=== Request ===
Wherever the word "base" shows up in a line, please copy that line.

=== Records to use ===
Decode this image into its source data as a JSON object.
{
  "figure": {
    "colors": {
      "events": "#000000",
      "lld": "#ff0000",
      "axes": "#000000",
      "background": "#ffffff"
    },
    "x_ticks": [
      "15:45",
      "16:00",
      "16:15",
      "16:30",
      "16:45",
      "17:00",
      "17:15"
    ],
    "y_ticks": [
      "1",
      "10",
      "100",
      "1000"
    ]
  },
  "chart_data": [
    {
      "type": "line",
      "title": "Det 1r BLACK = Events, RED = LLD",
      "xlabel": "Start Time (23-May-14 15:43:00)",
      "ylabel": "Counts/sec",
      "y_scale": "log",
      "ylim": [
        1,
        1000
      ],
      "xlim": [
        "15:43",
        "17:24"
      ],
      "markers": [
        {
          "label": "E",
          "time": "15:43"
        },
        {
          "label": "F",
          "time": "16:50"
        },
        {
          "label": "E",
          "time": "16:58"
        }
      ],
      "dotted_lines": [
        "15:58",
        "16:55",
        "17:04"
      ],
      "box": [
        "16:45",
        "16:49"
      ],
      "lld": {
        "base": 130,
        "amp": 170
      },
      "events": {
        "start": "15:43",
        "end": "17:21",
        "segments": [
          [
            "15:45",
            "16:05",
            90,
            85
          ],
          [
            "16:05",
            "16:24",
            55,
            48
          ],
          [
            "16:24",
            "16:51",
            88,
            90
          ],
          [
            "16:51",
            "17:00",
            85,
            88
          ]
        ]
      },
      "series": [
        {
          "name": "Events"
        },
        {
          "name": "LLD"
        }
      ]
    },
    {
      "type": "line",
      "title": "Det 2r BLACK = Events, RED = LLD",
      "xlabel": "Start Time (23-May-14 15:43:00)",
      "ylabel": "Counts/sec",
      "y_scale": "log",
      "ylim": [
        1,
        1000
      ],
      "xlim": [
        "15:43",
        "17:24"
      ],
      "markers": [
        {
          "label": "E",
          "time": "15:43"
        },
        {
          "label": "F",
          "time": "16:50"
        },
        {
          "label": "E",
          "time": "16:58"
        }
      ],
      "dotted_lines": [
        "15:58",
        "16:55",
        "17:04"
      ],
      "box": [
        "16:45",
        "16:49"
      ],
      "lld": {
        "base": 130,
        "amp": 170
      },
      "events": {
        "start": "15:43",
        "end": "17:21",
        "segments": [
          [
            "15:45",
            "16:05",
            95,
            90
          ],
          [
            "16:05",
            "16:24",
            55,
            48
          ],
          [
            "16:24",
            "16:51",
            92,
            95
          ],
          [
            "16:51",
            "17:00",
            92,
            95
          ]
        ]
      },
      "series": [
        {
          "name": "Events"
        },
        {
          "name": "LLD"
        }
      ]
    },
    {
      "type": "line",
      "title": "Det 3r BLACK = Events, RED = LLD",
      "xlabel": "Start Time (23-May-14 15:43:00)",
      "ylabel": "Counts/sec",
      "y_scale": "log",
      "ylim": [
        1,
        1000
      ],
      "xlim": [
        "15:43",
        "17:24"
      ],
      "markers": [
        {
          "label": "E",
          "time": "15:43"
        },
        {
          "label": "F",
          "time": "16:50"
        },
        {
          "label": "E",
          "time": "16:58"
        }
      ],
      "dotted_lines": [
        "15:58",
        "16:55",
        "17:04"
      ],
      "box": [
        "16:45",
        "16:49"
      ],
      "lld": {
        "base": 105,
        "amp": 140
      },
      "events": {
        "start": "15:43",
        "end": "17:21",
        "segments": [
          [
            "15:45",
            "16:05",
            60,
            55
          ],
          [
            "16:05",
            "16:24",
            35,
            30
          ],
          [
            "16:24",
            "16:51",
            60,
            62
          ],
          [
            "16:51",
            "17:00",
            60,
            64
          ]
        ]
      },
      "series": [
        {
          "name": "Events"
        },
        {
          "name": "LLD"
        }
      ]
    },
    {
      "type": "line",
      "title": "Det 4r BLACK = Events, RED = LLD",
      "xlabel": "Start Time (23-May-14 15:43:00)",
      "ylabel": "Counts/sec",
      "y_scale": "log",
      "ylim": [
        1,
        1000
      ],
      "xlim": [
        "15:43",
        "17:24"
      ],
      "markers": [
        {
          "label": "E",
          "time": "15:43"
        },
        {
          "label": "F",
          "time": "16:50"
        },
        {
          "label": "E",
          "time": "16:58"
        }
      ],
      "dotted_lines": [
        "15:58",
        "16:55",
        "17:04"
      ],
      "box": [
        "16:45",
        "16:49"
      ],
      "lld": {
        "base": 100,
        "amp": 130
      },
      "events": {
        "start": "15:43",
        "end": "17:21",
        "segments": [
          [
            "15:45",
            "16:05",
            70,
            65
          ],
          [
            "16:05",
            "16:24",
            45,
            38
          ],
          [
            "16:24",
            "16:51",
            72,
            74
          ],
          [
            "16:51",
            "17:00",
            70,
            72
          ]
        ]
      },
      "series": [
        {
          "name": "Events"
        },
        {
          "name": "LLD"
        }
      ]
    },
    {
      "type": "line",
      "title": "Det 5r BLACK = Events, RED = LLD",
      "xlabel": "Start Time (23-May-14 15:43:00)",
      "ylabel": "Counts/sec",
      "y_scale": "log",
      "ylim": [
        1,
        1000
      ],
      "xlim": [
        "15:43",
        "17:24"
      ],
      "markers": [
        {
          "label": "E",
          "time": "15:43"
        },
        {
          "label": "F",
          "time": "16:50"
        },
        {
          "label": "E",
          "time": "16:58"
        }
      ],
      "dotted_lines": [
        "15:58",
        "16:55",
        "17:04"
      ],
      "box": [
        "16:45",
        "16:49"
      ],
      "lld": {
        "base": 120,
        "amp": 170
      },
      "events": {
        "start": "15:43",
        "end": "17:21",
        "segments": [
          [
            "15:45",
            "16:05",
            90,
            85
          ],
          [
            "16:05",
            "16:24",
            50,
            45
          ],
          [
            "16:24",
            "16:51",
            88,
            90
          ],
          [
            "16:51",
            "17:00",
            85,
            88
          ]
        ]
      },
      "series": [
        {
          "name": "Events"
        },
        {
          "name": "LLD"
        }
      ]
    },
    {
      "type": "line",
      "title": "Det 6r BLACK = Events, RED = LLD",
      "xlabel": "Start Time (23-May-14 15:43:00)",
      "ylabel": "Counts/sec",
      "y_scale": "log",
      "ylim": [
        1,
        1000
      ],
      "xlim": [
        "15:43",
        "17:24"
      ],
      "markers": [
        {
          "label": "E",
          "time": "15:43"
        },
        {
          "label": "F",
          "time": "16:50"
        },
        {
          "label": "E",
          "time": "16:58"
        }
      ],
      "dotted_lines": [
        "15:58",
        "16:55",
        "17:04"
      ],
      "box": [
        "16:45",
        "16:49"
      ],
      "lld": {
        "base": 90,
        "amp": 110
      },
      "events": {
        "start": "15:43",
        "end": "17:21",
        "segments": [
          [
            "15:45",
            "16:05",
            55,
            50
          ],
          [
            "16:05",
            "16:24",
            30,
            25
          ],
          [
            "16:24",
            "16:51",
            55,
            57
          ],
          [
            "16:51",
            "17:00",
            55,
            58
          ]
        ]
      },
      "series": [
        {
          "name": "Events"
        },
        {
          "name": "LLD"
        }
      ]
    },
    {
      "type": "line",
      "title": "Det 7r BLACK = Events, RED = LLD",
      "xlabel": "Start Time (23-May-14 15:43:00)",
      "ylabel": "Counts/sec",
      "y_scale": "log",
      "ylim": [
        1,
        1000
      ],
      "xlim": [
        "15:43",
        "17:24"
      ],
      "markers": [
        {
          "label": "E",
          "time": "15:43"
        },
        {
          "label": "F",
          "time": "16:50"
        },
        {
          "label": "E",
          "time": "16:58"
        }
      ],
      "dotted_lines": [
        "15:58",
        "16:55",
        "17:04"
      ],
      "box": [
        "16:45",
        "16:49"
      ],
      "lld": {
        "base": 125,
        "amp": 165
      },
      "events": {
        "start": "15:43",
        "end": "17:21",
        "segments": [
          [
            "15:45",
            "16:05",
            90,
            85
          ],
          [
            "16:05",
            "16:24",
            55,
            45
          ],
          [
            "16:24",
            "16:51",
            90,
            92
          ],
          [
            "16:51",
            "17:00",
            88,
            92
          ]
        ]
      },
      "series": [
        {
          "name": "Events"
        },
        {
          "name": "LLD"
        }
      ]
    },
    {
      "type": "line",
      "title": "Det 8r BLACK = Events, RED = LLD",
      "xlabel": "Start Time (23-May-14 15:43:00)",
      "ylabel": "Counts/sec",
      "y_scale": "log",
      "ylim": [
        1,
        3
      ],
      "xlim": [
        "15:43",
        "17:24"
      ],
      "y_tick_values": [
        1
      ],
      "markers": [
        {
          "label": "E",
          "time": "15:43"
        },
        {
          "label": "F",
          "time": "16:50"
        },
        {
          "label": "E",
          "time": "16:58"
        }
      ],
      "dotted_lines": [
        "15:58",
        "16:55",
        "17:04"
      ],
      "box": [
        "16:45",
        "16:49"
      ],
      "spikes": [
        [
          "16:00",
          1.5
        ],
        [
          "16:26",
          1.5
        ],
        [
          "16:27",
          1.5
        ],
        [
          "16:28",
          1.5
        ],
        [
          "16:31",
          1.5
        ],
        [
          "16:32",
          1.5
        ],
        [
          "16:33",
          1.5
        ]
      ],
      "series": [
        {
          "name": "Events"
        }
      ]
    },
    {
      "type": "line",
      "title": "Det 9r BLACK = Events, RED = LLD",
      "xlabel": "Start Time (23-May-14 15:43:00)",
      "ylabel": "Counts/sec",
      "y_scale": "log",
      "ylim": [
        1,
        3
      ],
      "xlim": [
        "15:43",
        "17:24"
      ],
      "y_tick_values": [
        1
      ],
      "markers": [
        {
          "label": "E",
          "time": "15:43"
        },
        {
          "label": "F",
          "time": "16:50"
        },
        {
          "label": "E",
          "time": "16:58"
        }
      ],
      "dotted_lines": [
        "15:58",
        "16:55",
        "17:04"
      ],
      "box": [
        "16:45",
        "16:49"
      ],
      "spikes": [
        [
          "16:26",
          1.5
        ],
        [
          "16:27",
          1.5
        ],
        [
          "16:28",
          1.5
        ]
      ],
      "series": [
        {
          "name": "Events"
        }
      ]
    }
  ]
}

=== Full answer ===
        "base": 130,
        "base": 130,
        "base": 105,
        "base": 100,
        "base": 120,
        "base": 90,
        "base": 125,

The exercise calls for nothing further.